Stored data:
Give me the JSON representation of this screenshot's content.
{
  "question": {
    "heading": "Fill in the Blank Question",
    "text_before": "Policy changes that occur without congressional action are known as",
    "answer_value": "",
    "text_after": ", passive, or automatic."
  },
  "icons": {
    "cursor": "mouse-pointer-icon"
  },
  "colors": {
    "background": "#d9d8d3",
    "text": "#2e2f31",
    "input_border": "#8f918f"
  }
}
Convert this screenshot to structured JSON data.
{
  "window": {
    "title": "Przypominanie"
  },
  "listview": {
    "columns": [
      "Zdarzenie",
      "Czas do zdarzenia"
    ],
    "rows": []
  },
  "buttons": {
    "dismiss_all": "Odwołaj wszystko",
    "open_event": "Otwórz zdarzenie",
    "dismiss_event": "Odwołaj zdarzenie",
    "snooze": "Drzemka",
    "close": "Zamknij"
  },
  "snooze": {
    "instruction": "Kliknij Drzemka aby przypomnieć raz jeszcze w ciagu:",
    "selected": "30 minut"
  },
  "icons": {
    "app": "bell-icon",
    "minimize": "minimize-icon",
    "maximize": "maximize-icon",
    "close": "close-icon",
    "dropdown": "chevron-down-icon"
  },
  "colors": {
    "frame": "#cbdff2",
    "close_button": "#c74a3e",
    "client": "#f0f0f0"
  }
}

_Work to complete_
From the line that contains "Convert this screenshot" to the last line of the material above, repeat every line exactly, keeping both the first and the last.

_Solution to the problem_
Convert this screenshot to structured JSON data.
{
  "window": {
    "title": "Przypominanie"
  },
  "listview": {
    "columns": [
      "Zdarzenie",
      "Czas do zdarzenia"
    ],
    "rows": []
  },
  "buttons": {
    "dismiss_all": "Odwołaj wszystko",
    "open_event": "Otwórz zdarzenie",
    "dismiss_event": "Odwołaj zdarzenie",
    "snooze": "Drzemka",
    "close": "Zamknij"
  },
  "snooze": {
    "instruction": "Kliknij Drzemka aby przypomnieć raz jeszcze w ciagu:",
    "selected": "30 minut"
  },
  "icons": {
    "app": "bell-icon",
    "minimize": "minimize-icon",
    "maximize": "maximize-icon",
    "close": "close-icon",
    "dropdown": "chevron-down-icon"
  },
  "colors": {
    "frame": "#cbdff2",
    "close_button": "#c74a3e",
    "client": "#f0f0f0"
  }
}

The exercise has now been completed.